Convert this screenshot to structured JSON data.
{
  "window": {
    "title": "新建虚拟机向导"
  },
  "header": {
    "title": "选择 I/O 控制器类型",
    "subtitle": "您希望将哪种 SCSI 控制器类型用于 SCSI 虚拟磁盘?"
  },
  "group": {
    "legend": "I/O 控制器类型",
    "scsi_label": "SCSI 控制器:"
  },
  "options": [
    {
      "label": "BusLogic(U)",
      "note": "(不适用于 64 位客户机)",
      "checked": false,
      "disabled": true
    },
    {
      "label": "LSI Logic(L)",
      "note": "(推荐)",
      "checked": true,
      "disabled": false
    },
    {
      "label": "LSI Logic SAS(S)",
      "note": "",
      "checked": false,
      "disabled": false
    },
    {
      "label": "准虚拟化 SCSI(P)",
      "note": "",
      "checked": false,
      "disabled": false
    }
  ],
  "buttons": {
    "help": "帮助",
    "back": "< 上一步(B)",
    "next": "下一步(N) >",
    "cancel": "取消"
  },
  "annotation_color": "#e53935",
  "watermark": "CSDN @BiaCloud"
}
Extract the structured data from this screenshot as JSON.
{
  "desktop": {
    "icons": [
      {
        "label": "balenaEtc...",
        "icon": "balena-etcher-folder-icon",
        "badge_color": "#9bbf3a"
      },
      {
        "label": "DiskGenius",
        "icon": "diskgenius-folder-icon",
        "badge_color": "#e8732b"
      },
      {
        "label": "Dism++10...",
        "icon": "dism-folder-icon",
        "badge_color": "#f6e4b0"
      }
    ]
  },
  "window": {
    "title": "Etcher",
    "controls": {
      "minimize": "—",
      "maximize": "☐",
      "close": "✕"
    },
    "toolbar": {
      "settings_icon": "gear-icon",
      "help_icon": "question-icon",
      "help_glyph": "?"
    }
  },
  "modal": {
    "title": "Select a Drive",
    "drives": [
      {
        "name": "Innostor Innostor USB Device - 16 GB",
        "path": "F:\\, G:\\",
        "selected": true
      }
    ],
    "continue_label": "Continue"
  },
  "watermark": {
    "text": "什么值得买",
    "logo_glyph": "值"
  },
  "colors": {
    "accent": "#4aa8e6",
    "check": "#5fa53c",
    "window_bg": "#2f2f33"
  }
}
******************************
AIM -
Every line in the data that holds "watermark" should be copied out.

THE RESULT -
  "watermark": "CSDN @BiaCloud"
  "watermark": {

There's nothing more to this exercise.